[Figure contents as structured data]
......

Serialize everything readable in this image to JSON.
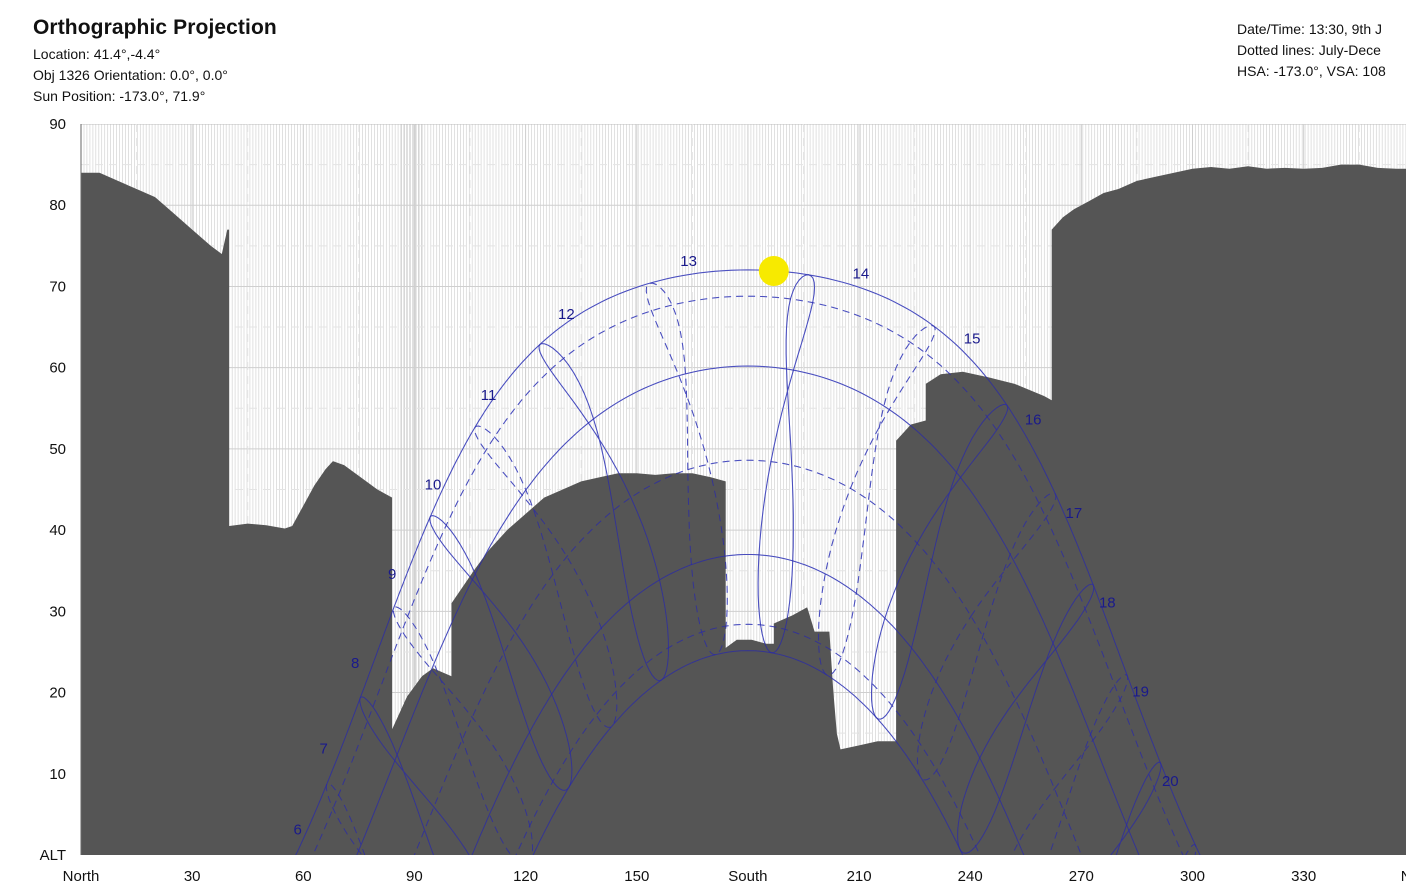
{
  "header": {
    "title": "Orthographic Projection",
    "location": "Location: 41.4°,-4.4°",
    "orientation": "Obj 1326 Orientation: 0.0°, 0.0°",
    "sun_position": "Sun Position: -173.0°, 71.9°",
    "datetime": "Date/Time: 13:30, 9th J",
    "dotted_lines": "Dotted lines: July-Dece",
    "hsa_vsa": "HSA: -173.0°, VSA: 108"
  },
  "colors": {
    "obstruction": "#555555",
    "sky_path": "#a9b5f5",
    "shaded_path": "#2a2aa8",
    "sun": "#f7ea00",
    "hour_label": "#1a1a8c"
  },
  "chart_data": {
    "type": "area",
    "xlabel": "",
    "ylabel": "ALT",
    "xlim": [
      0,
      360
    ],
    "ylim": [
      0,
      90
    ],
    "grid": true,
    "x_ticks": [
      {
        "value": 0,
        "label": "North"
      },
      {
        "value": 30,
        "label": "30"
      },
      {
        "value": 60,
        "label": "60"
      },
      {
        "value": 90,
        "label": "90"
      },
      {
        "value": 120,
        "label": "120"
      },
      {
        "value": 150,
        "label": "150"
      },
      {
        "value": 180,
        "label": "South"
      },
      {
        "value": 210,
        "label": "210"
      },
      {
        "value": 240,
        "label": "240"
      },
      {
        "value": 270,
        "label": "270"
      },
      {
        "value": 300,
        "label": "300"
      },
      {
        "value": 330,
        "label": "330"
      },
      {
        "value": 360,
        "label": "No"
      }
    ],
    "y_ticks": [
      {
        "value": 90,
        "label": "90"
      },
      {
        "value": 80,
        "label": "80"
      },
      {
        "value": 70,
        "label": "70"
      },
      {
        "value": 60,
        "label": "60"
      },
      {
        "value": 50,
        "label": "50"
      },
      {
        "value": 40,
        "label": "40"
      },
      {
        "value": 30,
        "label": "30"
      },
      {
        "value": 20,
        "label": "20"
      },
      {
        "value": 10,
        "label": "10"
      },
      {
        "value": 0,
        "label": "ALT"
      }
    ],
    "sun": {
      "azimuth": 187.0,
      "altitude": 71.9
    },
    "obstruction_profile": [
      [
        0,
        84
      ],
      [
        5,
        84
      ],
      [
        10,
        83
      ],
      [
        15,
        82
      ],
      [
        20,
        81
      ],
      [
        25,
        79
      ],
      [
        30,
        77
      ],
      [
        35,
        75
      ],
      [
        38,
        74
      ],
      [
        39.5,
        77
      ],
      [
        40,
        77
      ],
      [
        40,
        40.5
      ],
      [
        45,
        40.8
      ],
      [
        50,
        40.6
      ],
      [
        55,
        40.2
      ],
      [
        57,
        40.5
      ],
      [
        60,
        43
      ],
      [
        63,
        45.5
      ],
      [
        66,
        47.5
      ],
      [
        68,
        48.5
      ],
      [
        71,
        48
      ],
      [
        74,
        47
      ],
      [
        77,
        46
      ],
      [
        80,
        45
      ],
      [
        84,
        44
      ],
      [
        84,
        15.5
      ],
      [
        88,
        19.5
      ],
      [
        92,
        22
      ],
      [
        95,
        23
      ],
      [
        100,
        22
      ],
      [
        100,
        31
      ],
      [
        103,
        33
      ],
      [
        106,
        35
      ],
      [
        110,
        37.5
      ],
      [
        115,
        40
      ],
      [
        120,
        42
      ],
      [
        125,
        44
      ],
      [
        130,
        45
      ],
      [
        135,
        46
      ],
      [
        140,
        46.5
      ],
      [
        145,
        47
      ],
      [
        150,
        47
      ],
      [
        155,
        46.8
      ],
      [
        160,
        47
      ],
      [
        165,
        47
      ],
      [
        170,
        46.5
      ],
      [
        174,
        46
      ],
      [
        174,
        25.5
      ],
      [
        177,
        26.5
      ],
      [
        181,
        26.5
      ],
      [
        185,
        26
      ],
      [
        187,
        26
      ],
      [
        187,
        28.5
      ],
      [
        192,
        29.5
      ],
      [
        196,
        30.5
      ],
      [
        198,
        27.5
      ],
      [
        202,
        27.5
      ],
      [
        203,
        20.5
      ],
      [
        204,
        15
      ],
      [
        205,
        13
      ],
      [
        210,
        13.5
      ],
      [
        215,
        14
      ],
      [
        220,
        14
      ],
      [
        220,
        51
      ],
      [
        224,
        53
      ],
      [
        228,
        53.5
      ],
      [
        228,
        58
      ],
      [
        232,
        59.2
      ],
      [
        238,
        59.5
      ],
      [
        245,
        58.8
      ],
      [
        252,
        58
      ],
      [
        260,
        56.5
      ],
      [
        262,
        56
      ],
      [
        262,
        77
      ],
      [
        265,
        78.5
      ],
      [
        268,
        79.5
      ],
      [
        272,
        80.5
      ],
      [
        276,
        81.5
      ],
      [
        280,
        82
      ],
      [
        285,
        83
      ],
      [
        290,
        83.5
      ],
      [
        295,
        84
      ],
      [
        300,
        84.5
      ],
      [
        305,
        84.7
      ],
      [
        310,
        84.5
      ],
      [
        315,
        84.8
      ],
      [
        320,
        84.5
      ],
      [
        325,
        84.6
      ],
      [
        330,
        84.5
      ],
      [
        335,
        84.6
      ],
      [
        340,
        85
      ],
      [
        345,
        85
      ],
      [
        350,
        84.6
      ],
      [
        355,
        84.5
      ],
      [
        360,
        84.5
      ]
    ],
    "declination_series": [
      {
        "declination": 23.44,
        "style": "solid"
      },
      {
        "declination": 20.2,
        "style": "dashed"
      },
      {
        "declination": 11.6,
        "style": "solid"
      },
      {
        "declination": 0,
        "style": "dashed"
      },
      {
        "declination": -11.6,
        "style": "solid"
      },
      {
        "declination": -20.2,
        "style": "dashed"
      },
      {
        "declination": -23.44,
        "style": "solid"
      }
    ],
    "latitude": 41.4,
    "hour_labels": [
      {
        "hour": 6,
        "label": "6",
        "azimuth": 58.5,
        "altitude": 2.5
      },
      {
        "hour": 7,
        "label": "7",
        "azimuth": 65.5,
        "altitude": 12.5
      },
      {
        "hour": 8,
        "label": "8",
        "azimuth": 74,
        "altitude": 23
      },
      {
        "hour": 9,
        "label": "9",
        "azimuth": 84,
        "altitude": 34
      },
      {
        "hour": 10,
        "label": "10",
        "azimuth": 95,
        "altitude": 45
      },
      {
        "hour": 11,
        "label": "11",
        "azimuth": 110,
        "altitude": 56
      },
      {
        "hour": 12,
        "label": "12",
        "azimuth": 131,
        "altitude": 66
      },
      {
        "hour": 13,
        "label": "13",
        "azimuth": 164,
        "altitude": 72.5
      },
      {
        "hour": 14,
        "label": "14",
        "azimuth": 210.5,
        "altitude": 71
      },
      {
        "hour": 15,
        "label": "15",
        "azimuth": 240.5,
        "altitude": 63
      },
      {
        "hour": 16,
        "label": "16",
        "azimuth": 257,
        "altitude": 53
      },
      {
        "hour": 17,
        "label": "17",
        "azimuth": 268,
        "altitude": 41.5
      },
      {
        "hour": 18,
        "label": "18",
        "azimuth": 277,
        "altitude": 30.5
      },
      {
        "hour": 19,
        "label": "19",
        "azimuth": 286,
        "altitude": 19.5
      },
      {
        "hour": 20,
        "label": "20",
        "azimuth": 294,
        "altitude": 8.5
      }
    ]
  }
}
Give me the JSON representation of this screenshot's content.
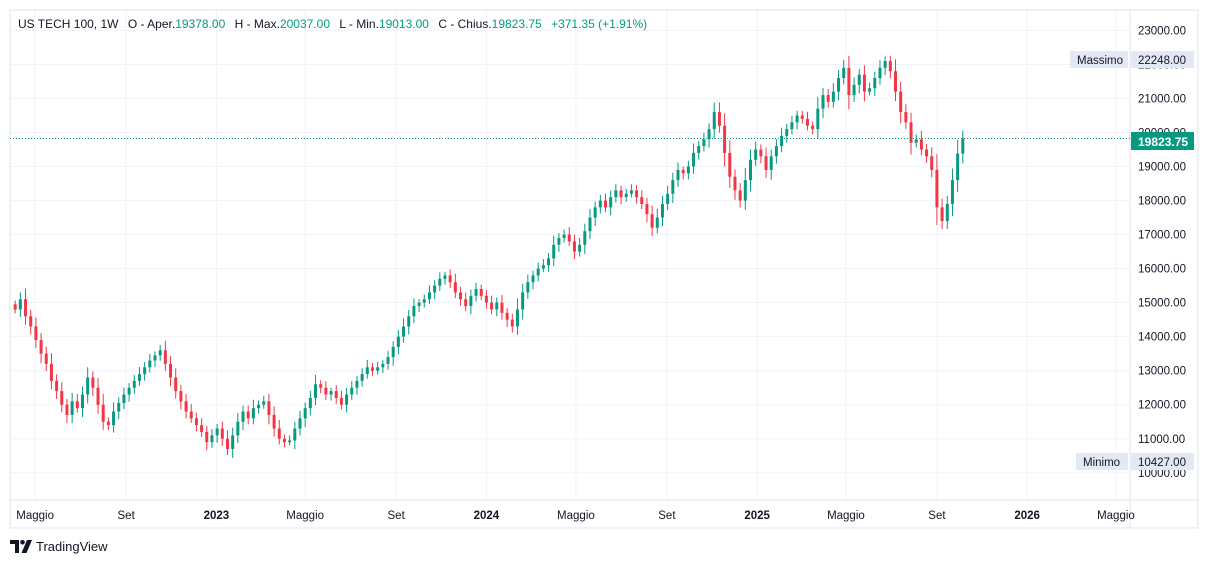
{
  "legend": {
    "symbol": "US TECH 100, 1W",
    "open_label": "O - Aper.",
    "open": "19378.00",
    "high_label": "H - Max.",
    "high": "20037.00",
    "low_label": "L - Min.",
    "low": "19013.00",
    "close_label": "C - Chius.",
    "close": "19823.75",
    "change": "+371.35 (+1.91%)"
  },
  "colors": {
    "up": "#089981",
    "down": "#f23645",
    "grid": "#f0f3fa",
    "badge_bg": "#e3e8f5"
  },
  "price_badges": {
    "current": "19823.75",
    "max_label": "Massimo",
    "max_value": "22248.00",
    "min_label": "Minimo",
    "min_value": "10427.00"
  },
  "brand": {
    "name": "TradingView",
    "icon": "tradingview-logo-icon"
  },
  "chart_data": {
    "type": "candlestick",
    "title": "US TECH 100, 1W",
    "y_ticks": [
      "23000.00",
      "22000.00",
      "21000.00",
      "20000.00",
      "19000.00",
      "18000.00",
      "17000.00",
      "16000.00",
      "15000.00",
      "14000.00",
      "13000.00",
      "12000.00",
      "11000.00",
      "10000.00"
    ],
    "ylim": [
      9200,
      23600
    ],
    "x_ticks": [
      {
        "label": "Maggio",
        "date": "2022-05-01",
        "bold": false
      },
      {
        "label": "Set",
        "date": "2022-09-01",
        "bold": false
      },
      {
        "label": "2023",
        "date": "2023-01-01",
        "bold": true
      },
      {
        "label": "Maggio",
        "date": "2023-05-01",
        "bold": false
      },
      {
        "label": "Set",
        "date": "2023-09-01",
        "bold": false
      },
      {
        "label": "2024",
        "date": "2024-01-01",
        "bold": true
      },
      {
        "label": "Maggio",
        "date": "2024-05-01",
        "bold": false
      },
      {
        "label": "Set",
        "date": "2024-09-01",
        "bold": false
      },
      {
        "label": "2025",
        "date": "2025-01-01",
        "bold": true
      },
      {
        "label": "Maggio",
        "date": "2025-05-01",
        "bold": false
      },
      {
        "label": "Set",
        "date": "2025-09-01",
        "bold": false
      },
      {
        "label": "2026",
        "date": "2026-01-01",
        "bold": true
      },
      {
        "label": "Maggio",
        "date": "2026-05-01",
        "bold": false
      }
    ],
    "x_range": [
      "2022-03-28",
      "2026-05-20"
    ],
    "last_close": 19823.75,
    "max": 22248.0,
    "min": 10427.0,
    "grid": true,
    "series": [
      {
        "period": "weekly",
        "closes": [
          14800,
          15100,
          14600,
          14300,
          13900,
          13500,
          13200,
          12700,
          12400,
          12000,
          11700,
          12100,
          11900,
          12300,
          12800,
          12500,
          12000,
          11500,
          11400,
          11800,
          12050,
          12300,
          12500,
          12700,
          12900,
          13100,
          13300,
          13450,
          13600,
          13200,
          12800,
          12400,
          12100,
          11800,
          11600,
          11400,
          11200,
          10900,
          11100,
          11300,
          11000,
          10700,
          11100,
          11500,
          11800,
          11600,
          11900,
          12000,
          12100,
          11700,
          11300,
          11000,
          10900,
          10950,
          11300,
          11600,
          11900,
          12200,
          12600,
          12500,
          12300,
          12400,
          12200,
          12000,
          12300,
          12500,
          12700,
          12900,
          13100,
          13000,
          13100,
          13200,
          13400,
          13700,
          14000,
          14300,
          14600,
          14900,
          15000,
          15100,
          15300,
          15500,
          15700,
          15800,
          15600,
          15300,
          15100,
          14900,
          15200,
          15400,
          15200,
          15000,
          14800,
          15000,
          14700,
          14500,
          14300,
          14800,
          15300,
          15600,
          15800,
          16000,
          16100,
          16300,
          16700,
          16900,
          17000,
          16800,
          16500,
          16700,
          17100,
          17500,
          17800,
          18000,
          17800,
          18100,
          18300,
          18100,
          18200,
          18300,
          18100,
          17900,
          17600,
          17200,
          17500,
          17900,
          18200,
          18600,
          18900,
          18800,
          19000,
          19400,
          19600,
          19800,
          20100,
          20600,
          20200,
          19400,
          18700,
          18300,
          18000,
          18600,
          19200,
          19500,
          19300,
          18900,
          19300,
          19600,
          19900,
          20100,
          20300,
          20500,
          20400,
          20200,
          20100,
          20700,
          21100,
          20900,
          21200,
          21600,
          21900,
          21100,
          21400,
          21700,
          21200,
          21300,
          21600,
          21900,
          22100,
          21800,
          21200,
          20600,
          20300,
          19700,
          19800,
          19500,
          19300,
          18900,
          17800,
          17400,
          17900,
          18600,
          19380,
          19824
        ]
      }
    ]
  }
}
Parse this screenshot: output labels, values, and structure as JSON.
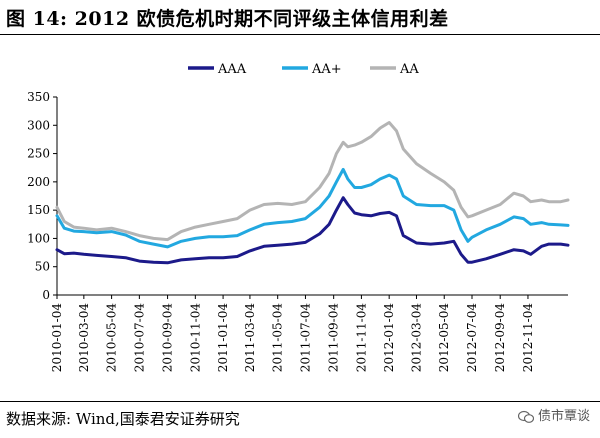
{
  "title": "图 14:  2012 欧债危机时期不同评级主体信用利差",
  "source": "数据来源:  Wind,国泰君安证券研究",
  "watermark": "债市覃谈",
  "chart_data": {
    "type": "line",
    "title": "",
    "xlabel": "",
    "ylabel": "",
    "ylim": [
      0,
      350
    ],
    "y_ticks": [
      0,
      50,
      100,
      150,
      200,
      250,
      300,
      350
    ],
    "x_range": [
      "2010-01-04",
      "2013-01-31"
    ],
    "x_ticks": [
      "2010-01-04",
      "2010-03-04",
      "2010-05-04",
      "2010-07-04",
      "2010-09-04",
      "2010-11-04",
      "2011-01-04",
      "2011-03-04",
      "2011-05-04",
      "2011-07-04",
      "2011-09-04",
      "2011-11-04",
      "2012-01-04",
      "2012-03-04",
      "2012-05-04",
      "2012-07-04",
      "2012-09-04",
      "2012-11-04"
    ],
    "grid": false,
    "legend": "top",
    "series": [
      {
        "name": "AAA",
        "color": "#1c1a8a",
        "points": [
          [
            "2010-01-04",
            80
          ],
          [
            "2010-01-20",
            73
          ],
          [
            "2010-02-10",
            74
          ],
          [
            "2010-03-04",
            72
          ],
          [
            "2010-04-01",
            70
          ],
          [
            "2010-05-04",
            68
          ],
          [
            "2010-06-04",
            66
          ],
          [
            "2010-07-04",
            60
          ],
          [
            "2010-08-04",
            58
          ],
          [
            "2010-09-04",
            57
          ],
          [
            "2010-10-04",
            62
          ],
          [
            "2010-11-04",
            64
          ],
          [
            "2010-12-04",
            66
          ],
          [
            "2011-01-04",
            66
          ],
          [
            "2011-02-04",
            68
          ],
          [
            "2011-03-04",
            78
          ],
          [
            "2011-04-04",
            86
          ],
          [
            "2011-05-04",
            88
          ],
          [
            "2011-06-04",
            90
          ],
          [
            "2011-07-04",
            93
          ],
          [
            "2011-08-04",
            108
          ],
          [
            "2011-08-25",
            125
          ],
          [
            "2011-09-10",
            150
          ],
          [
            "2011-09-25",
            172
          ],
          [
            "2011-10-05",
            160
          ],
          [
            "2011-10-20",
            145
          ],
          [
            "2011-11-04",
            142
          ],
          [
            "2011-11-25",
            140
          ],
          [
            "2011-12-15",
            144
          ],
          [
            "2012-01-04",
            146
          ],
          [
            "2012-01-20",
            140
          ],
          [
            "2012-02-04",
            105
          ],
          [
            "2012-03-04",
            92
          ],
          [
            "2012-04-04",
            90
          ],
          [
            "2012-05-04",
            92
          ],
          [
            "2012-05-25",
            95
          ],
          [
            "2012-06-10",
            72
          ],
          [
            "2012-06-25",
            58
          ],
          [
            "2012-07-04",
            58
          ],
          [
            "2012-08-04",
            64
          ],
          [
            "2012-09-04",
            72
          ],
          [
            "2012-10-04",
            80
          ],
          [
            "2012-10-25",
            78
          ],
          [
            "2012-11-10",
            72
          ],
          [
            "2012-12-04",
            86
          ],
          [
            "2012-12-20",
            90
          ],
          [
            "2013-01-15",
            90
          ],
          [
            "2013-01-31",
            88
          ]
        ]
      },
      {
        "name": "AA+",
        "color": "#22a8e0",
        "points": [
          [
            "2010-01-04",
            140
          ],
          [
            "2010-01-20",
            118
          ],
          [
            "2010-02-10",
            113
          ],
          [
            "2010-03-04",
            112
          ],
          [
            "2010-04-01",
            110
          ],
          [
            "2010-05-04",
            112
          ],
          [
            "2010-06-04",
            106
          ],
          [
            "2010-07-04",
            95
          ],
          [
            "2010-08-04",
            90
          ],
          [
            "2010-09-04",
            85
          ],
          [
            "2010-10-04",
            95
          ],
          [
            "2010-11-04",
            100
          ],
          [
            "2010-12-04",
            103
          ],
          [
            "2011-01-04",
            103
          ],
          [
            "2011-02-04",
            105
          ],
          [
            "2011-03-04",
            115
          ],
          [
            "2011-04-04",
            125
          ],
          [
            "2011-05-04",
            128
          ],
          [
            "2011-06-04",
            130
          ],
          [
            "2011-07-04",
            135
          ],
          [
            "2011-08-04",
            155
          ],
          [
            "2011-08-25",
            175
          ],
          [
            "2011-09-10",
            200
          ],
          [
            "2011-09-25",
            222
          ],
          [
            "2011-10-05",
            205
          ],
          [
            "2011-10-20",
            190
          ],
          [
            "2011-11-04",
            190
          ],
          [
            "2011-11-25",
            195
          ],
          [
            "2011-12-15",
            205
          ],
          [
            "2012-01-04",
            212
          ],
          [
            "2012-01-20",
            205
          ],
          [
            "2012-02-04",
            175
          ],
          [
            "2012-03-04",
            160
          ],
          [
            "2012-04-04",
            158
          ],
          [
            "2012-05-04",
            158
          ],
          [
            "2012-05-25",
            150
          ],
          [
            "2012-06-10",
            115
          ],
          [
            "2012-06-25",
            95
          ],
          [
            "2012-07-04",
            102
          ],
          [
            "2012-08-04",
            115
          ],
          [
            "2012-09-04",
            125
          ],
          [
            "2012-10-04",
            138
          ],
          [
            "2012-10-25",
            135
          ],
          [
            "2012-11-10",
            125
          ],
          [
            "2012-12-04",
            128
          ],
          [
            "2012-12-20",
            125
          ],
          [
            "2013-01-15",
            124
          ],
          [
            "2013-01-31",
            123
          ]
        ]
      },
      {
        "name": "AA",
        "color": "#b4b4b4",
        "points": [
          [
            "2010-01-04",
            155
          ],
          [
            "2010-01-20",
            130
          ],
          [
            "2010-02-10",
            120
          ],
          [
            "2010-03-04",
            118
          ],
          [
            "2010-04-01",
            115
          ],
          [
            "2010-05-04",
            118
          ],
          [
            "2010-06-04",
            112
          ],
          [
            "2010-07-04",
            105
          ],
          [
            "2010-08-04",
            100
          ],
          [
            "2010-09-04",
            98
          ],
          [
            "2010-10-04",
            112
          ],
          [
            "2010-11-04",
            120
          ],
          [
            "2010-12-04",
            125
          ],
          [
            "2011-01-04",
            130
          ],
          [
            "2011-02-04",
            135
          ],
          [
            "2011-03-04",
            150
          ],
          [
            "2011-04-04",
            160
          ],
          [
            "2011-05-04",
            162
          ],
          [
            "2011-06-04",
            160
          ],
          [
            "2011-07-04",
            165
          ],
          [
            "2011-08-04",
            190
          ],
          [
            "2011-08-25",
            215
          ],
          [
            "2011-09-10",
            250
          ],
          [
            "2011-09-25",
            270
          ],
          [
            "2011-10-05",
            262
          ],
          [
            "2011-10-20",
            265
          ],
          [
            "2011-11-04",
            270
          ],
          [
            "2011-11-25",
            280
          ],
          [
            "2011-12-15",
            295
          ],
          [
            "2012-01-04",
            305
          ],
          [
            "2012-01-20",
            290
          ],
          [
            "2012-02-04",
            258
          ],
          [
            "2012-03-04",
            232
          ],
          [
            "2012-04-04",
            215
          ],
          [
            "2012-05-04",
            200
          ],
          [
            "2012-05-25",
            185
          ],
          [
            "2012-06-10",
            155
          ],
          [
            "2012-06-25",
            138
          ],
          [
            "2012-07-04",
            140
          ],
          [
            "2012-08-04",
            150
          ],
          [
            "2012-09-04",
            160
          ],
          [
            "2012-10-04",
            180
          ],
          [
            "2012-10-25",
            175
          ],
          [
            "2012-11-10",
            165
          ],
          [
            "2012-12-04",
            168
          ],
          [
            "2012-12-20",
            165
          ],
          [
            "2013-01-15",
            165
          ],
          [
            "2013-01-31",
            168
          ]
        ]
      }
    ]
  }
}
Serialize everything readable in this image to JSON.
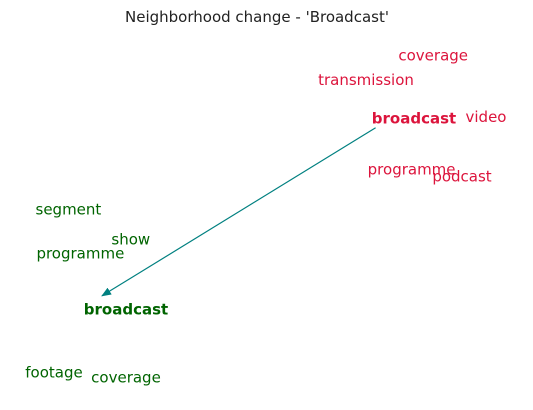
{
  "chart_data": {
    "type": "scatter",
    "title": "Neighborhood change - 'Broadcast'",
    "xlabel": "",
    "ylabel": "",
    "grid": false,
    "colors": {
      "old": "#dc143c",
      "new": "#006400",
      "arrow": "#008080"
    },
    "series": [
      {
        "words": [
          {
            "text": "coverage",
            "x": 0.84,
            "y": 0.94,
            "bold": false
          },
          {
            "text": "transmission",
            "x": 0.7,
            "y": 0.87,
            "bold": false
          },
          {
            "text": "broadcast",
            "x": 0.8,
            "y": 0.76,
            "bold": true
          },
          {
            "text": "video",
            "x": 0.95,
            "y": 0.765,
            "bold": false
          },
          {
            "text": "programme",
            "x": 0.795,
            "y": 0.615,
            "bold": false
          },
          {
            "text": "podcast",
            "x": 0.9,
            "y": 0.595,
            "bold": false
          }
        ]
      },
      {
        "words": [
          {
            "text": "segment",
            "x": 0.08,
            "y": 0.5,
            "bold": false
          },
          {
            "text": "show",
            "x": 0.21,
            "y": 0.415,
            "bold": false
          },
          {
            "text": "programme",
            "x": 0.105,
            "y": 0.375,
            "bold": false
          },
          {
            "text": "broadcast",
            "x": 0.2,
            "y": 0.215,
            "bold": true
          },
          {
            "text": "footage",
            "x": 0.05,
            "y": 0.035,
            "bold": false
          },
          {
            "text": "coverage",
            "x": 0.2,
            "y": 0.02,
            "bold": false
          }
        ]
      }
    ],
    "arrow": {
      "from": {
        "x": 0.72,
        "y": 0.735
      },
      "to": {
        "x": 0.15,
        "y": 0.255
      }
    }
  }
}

......

EXERCISE DETAILS -
For each line of the entries that includes "screenshot", show that line.

WRITTEN SOLUTION -
Give me the JSON representation of this screenshot's content.
Parse this screenshot: output labels, values, and structure as JSON.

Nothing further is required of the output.